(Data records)

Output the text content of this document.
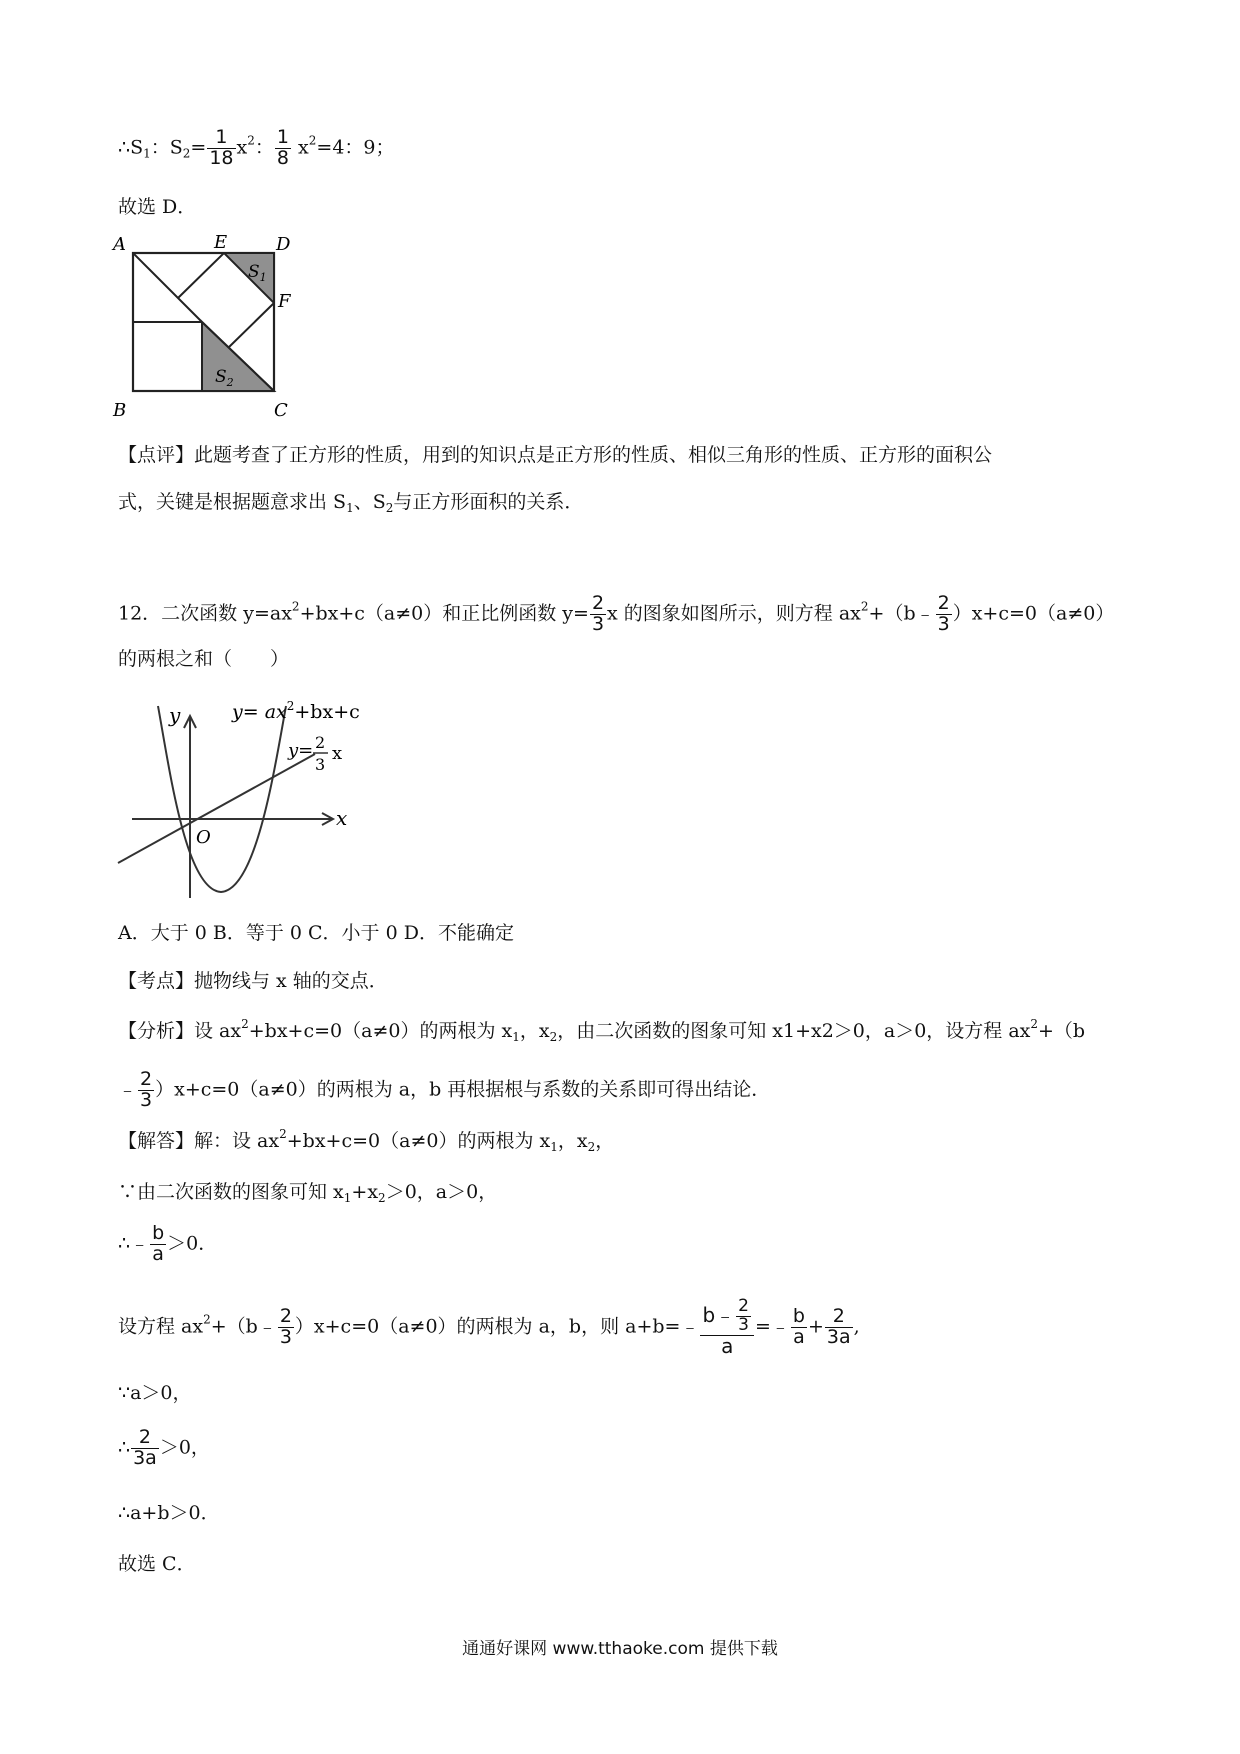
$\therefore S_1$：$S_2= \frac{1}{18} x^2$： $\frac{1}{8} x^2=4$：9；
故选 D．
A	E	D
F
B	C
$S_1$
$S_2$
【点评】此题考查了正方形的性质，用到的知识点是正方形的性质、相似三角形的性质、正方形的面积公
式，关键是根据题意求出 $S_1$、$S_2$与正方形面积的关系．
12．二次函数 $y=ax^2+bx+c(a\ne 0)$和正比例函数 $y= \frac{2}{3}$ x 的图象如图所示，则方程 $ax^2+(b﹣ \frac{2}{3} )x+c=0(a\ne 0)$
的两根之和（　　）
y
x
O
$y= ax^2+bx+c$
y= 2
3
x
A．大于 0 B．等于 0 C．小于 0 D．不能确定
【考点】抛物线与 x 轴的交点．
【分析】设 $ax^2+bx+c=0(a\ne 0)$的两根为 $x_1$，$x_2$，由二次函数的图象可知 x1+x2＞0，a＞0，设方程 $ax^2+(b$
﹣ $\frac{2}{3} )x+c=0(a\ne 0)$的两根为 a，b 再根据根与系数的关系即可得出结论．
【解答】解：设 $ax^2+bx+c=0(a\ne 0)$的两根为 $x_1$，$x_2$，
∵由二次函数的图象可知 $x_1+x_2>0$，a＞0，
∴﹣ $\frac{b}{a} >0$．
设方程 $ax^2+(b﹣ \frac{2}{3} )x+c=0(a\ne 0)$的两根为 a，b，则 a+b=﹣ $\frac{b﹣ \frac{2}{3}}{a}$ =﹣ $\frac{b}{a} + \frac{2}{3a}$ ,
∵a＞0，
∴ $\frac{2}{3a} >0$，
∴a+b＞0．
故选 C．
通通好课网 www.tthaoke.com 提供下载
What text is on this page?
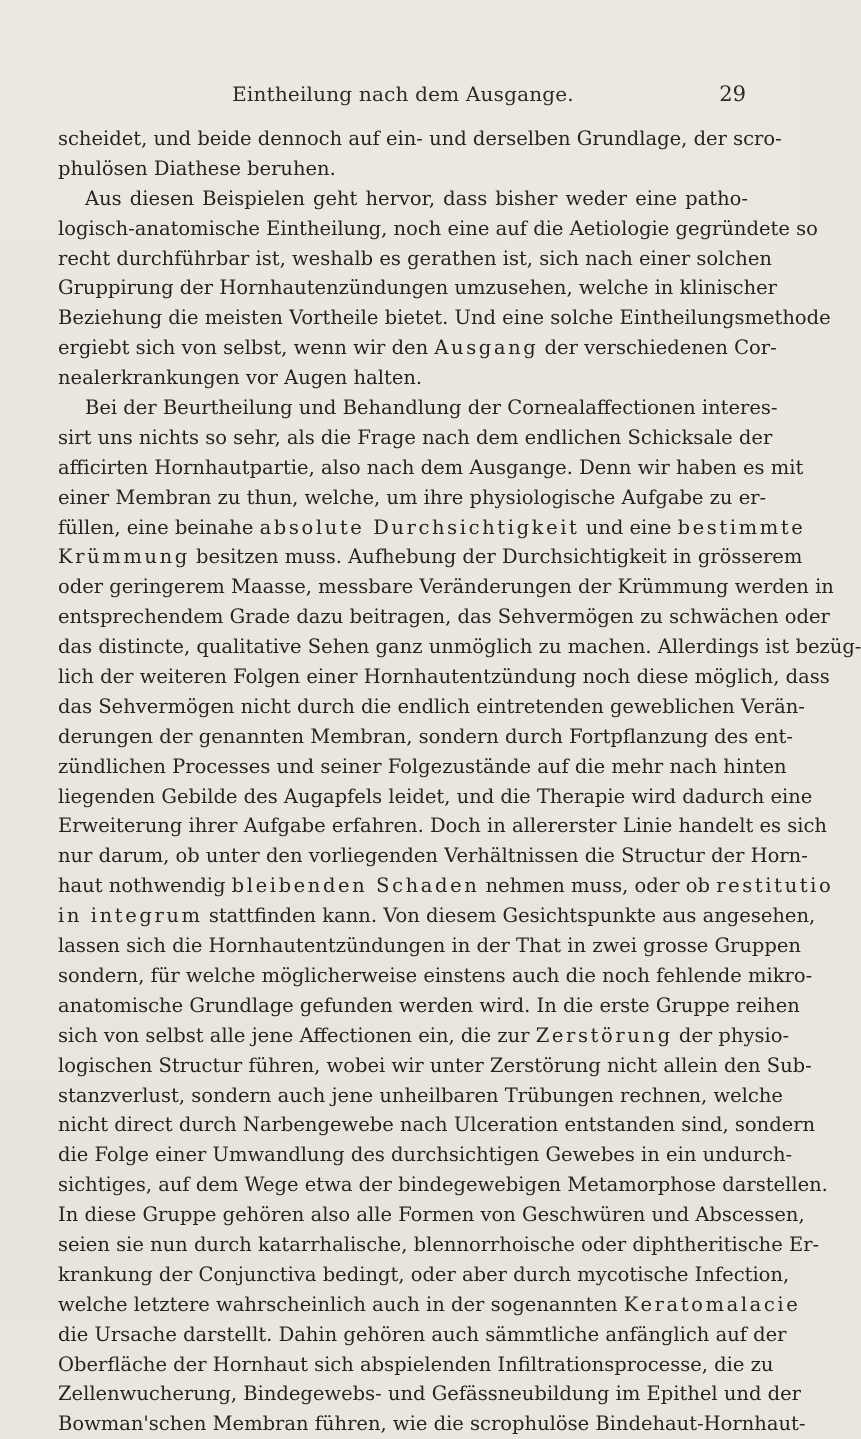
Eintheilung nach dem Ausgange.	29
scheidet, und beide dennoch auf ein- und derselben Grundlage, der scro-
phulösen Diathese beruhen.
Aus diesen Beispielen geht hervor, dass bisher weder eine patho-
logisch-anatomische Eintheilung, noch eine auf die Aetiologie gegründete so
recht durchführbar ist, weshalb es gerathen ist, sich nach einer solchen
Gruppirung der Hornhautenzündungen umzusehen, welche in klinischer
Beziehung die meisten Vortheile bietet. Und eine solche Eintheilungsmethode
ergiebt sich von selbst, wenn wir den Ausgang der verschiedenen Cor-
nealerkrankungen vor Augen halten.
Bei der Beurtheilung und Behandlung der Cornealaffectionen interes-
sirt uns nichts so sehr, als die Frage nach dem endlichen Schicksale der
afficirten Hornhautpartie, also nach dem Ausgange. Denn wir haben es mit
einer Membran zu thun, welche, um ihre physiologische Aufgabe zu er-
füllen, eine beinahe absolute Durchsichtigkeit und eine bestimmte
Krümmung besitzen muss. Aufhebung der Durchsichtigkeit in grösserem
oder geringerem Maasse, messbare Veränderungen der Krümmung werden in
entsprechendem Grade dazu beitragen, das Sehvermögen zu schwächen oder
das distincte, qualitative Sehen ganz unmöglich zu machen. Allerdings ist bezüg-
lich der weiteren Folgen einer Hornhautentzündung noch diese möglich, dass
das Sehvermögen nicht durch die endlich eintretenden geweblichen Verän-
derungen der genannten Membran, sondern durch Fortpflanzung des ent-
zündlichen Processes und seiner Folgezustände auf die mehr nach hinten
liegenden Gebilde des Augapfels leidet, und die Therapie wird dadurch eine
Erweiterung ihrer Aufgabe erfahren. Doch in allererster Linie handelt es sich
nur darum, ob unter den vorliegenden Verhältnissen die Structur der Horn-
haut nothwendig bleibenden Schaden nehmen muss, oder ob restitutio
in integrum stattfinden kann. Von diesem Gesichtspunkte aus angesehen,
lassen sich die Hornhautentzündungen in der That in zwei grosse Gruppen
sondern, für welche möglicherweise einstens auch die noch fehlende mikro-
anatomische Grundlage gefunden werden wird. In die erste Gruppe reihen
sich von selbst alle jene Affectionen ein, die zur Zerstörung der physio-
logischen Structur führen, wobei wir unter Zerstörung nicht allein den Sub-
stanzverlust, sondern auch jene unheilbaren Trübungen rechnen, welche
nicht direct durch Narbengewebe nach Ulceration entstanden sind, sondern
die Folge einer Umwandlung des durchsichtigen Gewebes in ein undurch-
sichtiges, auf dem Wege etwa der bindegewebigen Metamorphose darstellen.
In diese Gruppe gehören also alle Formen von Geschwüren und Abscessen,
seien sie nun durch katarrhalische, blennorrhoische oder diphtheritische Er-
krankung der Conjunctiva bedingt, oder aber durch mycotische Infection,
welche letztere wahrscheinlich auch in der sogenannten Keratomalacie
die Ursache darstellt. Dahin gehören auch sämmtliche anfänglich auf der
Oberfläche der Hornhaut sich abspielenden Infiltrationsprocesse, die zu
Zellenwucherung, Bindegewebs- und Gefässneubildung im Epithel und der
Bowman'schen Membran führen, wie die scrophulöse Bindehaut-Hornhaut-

_Exercise directions:_
From the data above, show each line that contains "gehören".

_Finished task:_
In diese Gruppe gehören also alle Formen von Geschwüren und Abscessen,
die Ursache darstellt. Dahin gehören auch sämmtliche anfänglich auf der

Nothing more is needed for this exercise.